-- start --

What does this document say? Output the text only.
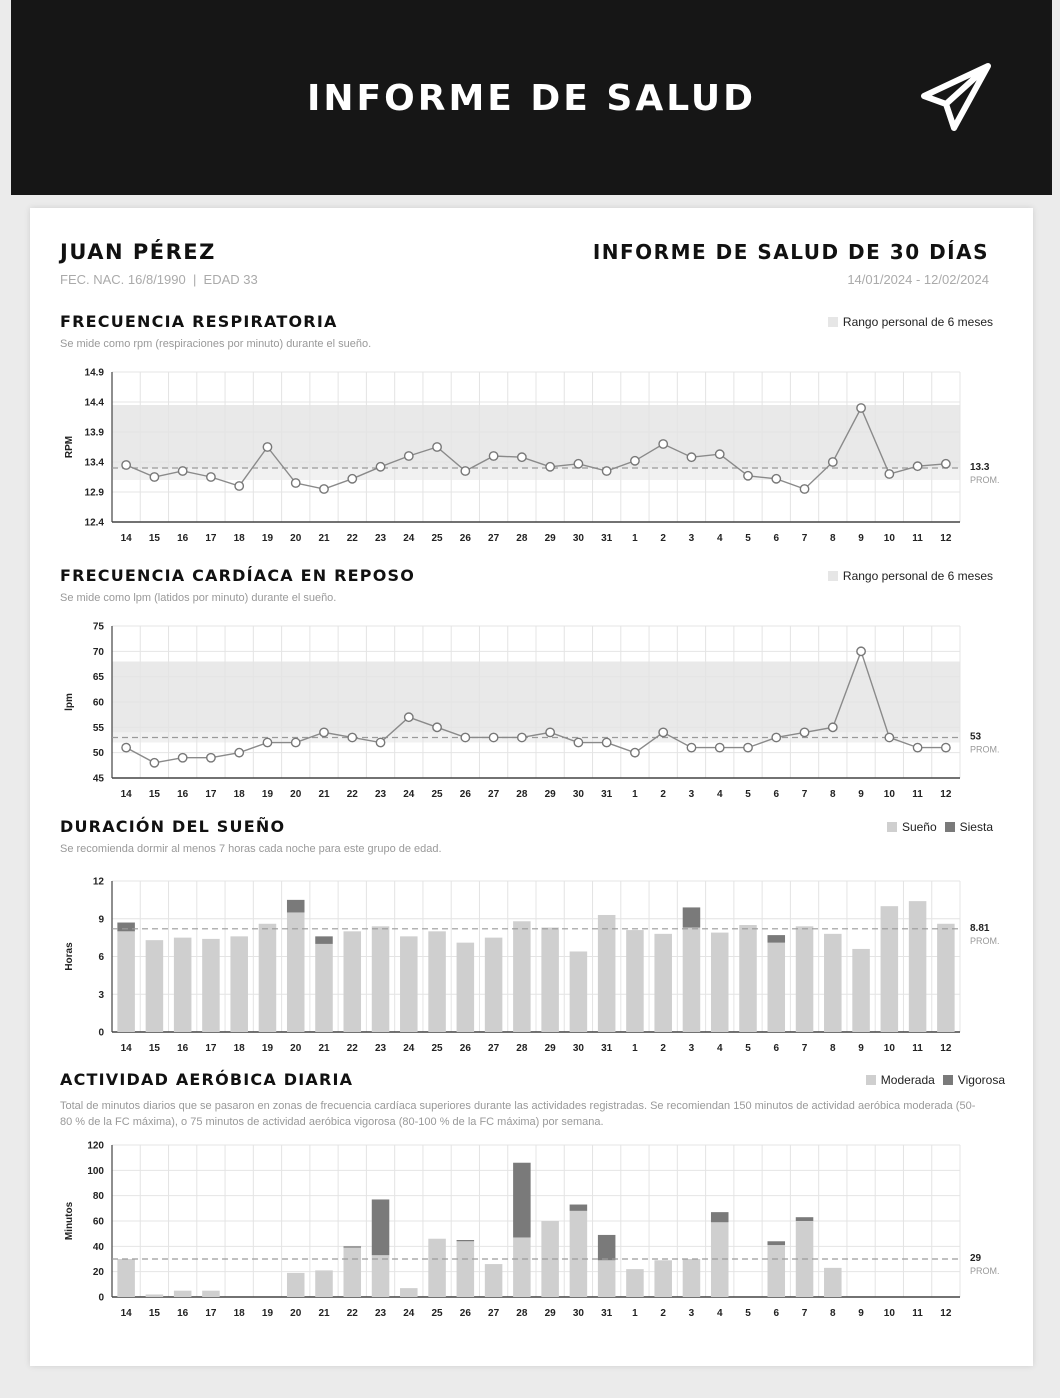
INFORME DE SALUD
JUAN PÉREZ
FEC. NAC. 16/8/1990  |  EDAD 33
INFORME DE SALUD DE 30 DÍAS
14/01/2024 - 12/02/2024
FRECUENCIA RESPIRATORIA
Se mide como rpm (respiraciones por minuto) durante el sueño.
Rango personal de 6 meses
12.4
12.9
13.4
13.9
14.4
14.9
RPM
14 15 16 17 18 19 20 21 22 23 24 25 26 27 28 29 30 31 1 2 3 4 5 6 7 8 9 10 11 12
13.3
PROM.
FRECUENCIA CARDÍACA EN REPOSO
Se mide como lpm (latidos por minuto) durante el sueño.
Rango personal de 6 meses
45
50
55
60
65
70
75
lpm
14 15 16 17 18 19 20 21 22 23 24 25 26 27 28 29 30 31 1 2 3 4 5 6 7 8 9 10 11 12
53
PROM.
DURACIÓN DEL SUEÑO
Se recomienda dormir al menos 7 horas cada noche para este grupo de edad.
Sueño Siesta
0
3
6
9
12
Horas
14 15 16 17 18 19 20 21 22 23 24 25 26 27 28 29 30 31 1 2 3 4 5 6 7 8 9 10 11 12
8.81
PROM.
ACTIVIDAD AERÓBICA DIARIA
Total de minutos diarios que se pasaron en zonas de frecuencia cardíaca superiores durante las actividades registradas. Se recomiendan 150 minutos de actividad aeróbica moderada (50-80 % de la FC máxima), o 75 minutos de actividad aeróbica vigorosa (80-100 % de la FC máxima) por semana.
Moderada Vigorosa
0
20
40
60
80
100
120
Minutos
14 15 16 17 18 19 20 21 22 23 24 25 26 27 28 29 30 31 1 2 3 4 5 6 7 8 9 10 11 12
29
PROM.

-- end --

WHAT YOU WILL DO:
Retype everything in the material word for word, minus pictures.

RESULT OF THIS EXERCISE:
What does this document say? Output the text only.
INFORME DE SALUD
JUAN PÉREZ
FEC. NAC. 16/8/1990  |  EDAD 33
INFORME DE SALUD DE 30 DÍAS
14/01/2024 - 12/02/2024
FRECUENCIA RESPIRATORIA
Se mide como rpm (respiraciones por minuto) durante el sueño.
Rango personal de 6 meses
12.4
12.9
13.4
13.9
14.4
14.9
RPM
14 15 16 17 18 19 20 21 22 23 24 25 26 27 28 29 30 31 1 2 3 4 5 6 7 8 9 10 11 12
13.3
PROM.
FRECUENCIA CARDÍACA EN REPOSO
Se mide como lpm (latidos por minuto) durante el sueño.
Rango personal de 6 meses
45
50
55
60
65
70
75
lpm
14 15 16 17 18 19 20 21 22 23 24 25 26 27 28 29 30 31 1 2 3 4 5 6 7 8 9 10 11 12
53
PROM.
DURACIÓN DEL SUEÑO
Se recomienda dormir al menos 7 horas cada noche para este grupo de edad.
Sueño Siesta
0
3
6
9
12
Horas
14 15 16 17 18 19 20 21 22 23 24 25 26 27 28 29 30 31 1 2 3 4 5 6 7 8 9 10 11 12
8.81
PROM.
ACTIVIDAD AERÓBICA DIARIA
Total de minutos diarios que se pasaron en zonas de frecuencia cardíaca superiores durante las actividades registradas. Se recomiendan 150 minutos de actividad aeróbica moderada (50-80 % de la FC máxima), o 75 minutos de actividad aeróbica vigorosa (80-100 % de la FC máxima) por semana.
Moderada Vigorosa
0
20
40
60
80
100
120
Minutos
14 15 16 17 18 19 20 21 22 23 24 25 26 27 28 29 30 31 1 2 3 4 5 6 7 8 9 10 11 12
29
PROM.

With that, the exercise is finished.